_Recorded data:_
◇ ◇ ◇ ◇ ◇ ◇ ◇

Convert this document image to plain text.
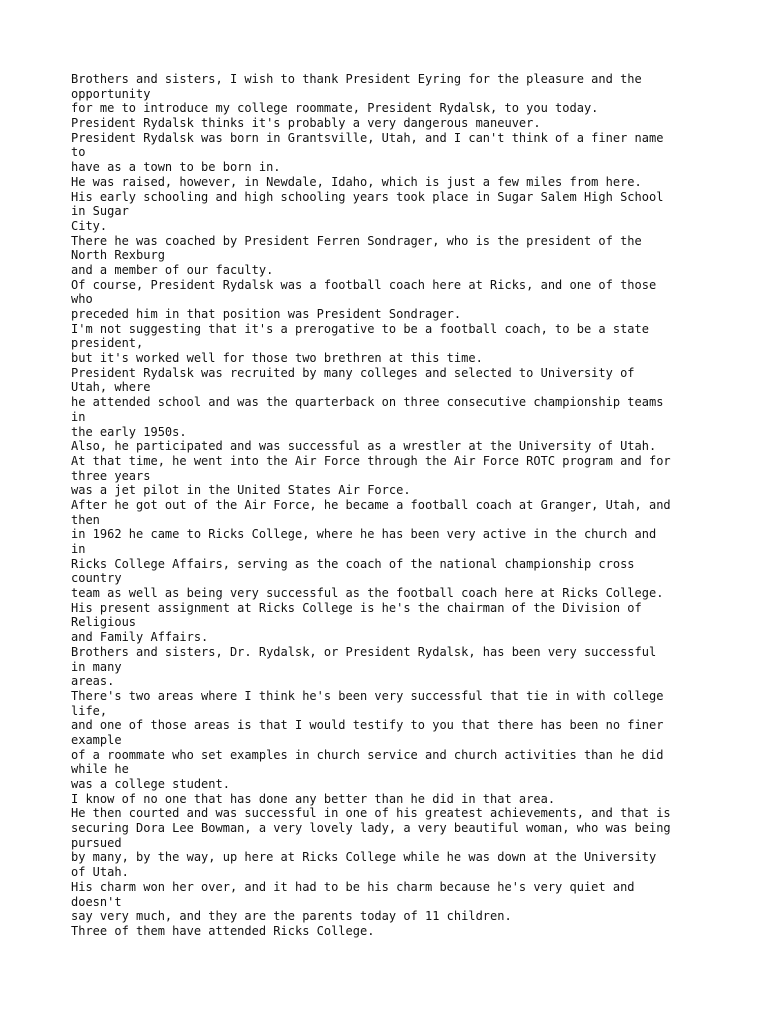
Brothers and sisters, I wish to thank President Eyring for the pleasure and the
opportunity
for me to introduce my college roommate, President Rydalsk, to you today.
President Rydalsk thinks it's probably a very dangerous maneuver.
President Rydalsk was born in Grantsville, Utah, and I can't think of a finer name
to
have as a town to be born in.
He was raised, however, in Newdale, Idaho, which is just a few miles from here.
His early schooling and high schooling years took place in Sugar Salem High School
in Sugar
City.
There he was coached by President Ferren Sondrager, who is the president of the
North Rexburg
and a member of our faculty.
Of course, President Rydalsk was a football coach here at Ricks, and one of those
who
preceded him in that position was President Sondrager.
I'm not suggesting that it's a prerogative to be a football coach, to be a state
president,
but it's worked well for those two brethren at this time.
President Rydalsk was recruited by many colleges and selected to University of
Utah, where
he attended school and was the quarterback on three consecutive championship teams
in
the early 1950s.
Also, he participated and was successful as a wrestler at the University of Utah.
At that time, he went into the Air Force through the Air Force ROTC program and for
three years
was a jet pilot in the United States Air Force.
After he got out of the Air Force, he became a football coach at Granger, Utah, and
then
in 1962 he came to Ricks College, where he has been very active in the church and
in
Ricks College Affairs, serving as the coach of the national championship cross
country
team as well as being very successful as the football coach here at Ricks College.
His present assignment at Ricks College is he's the chairman of the Division of
Religious
and Family Affairs.
Brothers and sisters, Dr. Rydalsk, or President Rydalsk, has been very successful
in many
areas.
There's two areas where I think he's been very successful that tie in with college
life,
and one of those areas is that I would testify to you that there has been no finer
example
of a roommate who set examples in church service and church activities than he did
while he
was a college student.
I know of no one that has done any better than he did in that area.
He then courted and was successful in one of his greatest achievements, and that is
securing Dora Lee Bowman, a very lovely lady, a very beautiful woman, who was being
pursued
by many, by the way, up here at Ricks College while he was down at the University
of Utah.
His charm won her over, and it had to be his charm because he's very quiet and
doesn't
say very much, and they are the parents today of 11 children.
Three of them have attended Ricks College.
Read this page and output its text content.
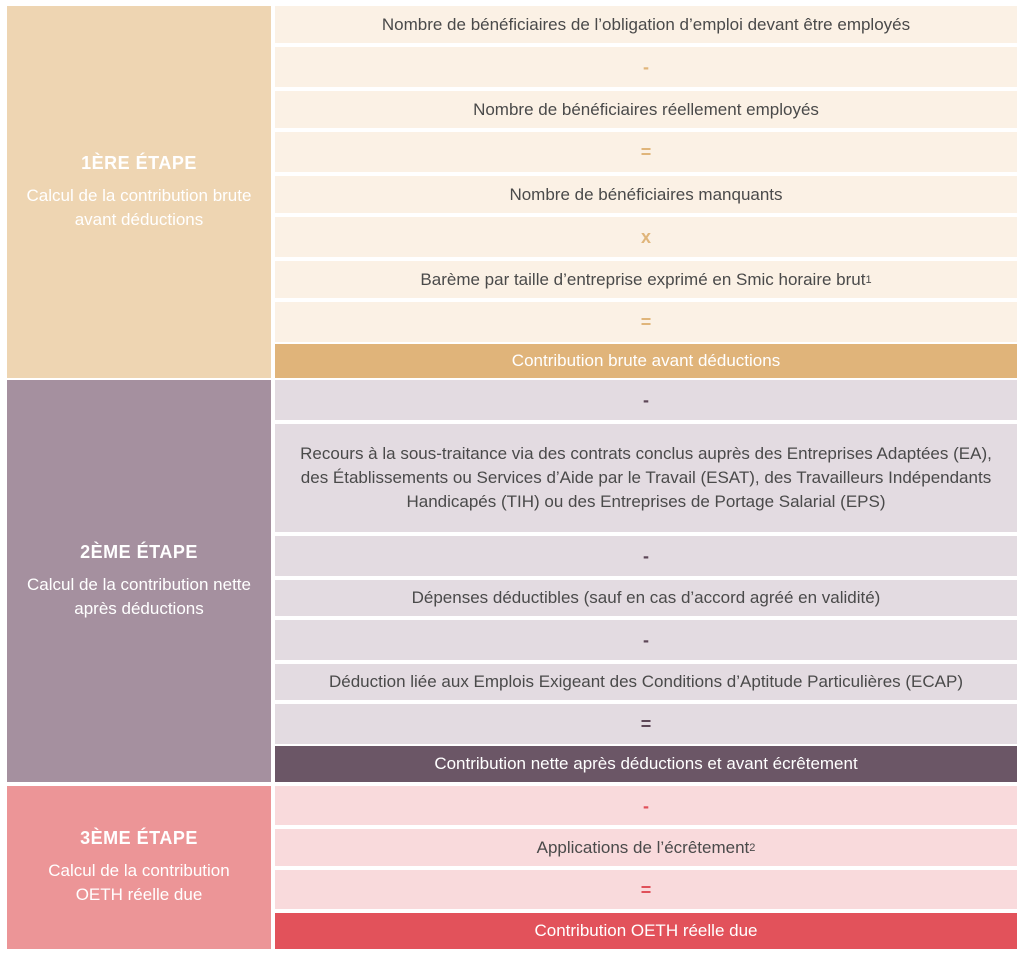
1ÈRE ÉTAPE
Calcul de la contribution brute avant déductions
Nombre de bénéficiaires de l’obligation d’emploi devant être employés
-
Nombre de bénéficiaires réellement employés
=
Nombre de bénéficiaires manquants
x
Barème par taille d’entreprise exprimé en Smic horaire brut 1
=
Contribution brute avant déductions
2ÈME ÉTAPE
Calcul de la contribution nette après déductions
-
Recours à la sous-traitance via des contrats conclus auprès des Entreprises Adaptées (EA), des Établissements ou Services d’Aide par le Travail (ESAT), des Travailleurs Indépendants Handicapés (TIH) ou des Entreprises de Portage Salarial (EPS)
-
Dépenses déductibles (sauf en cas d’accord agréé en validité)
-
Déduction liée aux Emplois Exigeant des Conditions d’Aptitude Particulières (ECAP)
=
Contribution nette après déductions et avant écrêtement
3ÈME ÉTAPE
Calcul de la contribution OETH réelle due
-
Applications de l’écrêtement 2
=
Contribution OETH réelle due
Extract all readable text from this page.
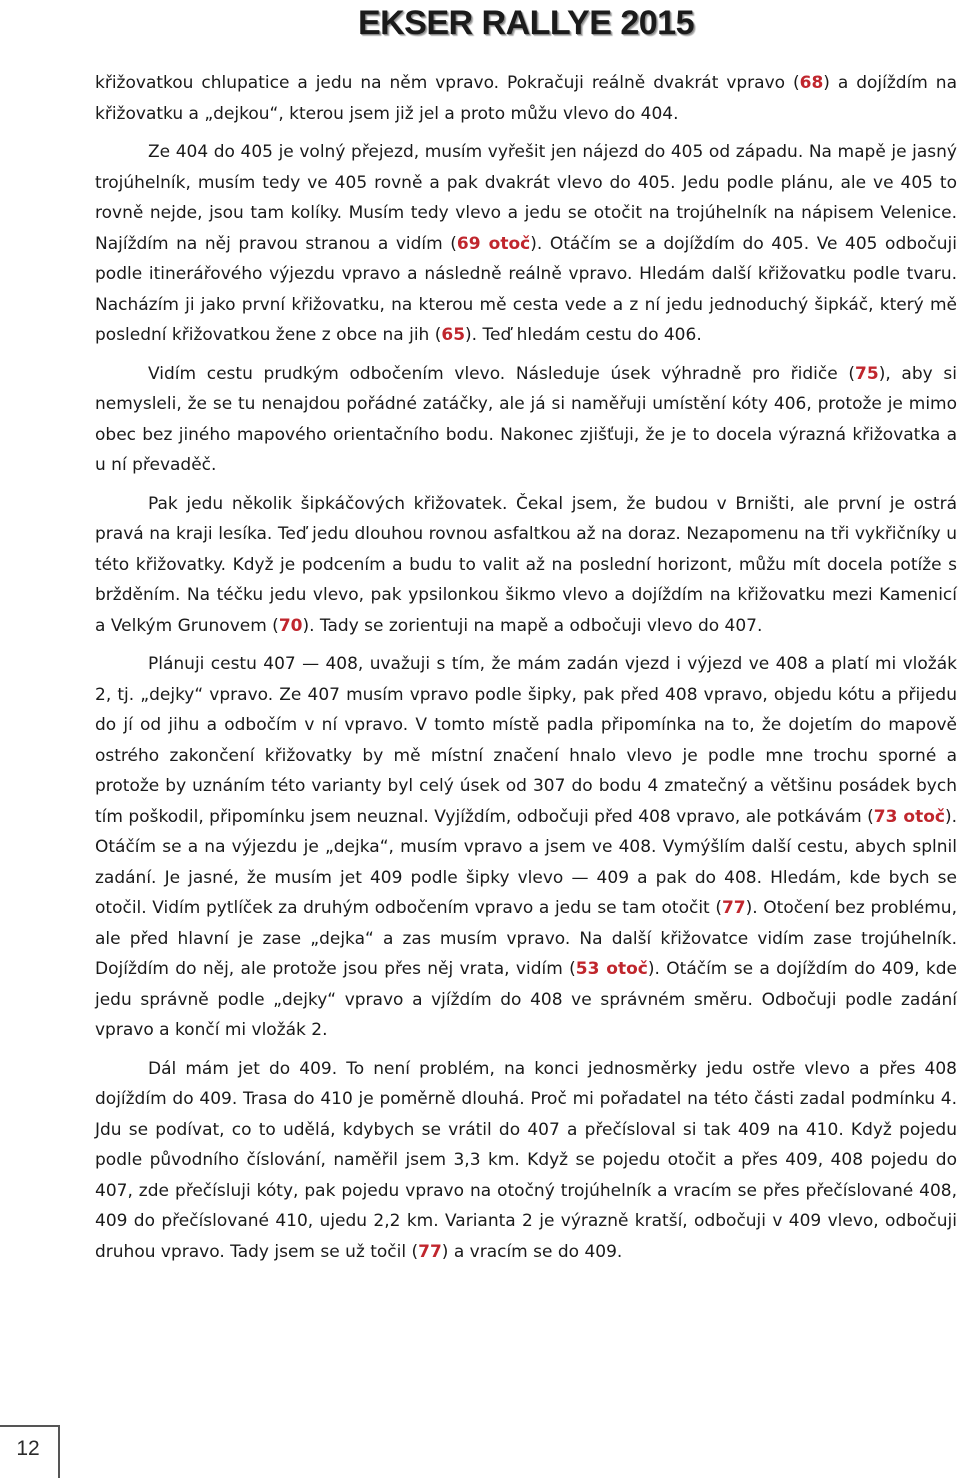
EKSER RALLYE 2015

křižovatkou chlupatice a jedu na něm vpravo. Pokračuji reálně dvakrát vpravo (68) a dojíždím na křižovatku a „dejkou“, kterou jsem již jel a proto můžu vlevo do 404.

Ze 404 do 405 je volný přejezd, musím vyřešit jen nájezd do 405 od západu. Na mapě je jasný trojúhelník, musím tedy ve 405 rovně a pak dvakrát vlevo do 405. Jedu podle plánu, ale ve 405 to rovně nejde, jsou tam kolíky. Musím tedy vlevo a jedu se otočit na trojúhelník na nápisem Velenice. Najíždím na něj pravou stranou a vidím (69 otoč). Otáčím se a dojíždím do 405. Ve 405 odbočuji podle itinerářového výjezdu vpravo a následně reálně vpravo. Hledám další křižovatku podle tvaru. Nacházím ji jako první křižovatku, na kterou mě cesta vede a z ní jedu jednoduchý šipkáč, který mě poslední křižovatkou žene z obce na jih (65). Teď hledám cestu do 406.

Vidím cestu prudkým odbočením vlevo. Následuje úsek výhradně pro řidiče (75), aby si nemysleli, že se tu nenajdou pořádné zatáčky, ale já si naměřuji umístění kóty 406, protože je mimo obec bez jiného mapového orientačního bodu. Nakonec zjišťuji, že je to docela výrazná křižovatka a u ní převaděč.

Pak jedu několik šipkáčových křižovatek. Čekal jsem, že budou v Brništi, ale první je ostrá pravá na kraji lesíka. Teď jedu dlouhou rovnou asfaltkou až na doraz. Nezapomenu na tři vykřičníky u této křižovatky. Když je podcením a budu to valit až na poslední horizont, můžu mít docela potíže s bržděním. Na téčku jedu vlevo, pak ypsilonkou šikmo vlevo a dojíždím na křižovatku mezi Kamenicí a Velkým Grunovem (70). Tady se zorientuji na mapě a odbočuji vlevo do 407.

Plánuji cestu 407 — 408, uvažuji s tím, že mám zadán vjezd i výjezd ve 408 a platí mi vložák 2, tj. „dejky“ vpravo. Ze 407 musím vpravo podle šipky, pak před 408 vpravo, objedu kótu a přijedu do jí od jihu a odbočím v ní vpravo. V tomto místě padla připomínka na to, že dojetím do mapově ostrého zakončení křižovatky by mě místní značení hnalo vlevo je podle mne trochu sporné a protože by uznáním této varianty byl celý úsek od 307 do bodu 4 zmatečný a většinu posádek bych tím poškodil, připomínku jsem neuznal. Vyjíždím, odbočuji před 408 vpravo, ale potkávám (73 otoč). Otáčím se a na výjezdu je „dejka“, musím vpravo a jsem ve 408. Vymýšlím další cestu, abych splnil zadání. Je jasné, že musím jet 409 podle šipky vlevo — 409 a pak do 408. Hledám, kde bych se otočil. Vidím pytlíček za druhým odbočením vpravo a jedu se tam otočit (77). Otočení bez problému, ale před hlavní je zase „dejka“ a zas musím vpravo. Na další křižovatce vidím zase trojúhelník. Dojíždím do něj, ale protože jsou přes něj vrata, vidím (53 otoč). Otáčím se a dojíždím do 409, kde jedu správně podle „dejky“ vpravo a vjíždím do 408 ve správném směru. Odbočuji podle zadání vpravo a končí mi vložák 2.

Dál mám jet do 409. To není problém, na konci jednosměrky jedu ostře vlevo a přes 408 dojíždím do 409. Trasa do 410 je poměrně dlouhá. Proč mi pořadatel na této části zadal podmínku 4. Jdu se podívat, co to udělá, kdybych se vrátil do 407 a přečísloval si tak 409 na 410. Když pojedu podle původního číslování, naměřil jsem 3,3 km. Když se pojedu otočit a přes 409, 408 pojedu do 407, zde přečísluji kóty, pak pojedu vpravo na otočný trojúhelník a vracím se přes přečíslované 408, 409 do přečíslované 410, ujedu 2,2 km. Varianta 2 je výrazně kratší, odbočuji v 409 vlevo, odbočuji druhou vpravo. Tady jsem se už točil (77) a vracím se do 409.

12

◇ ◇ ◇ ◇ ◇ ◇ ◇

Count the lines in which the string "musím" appears, then report only that figure.

2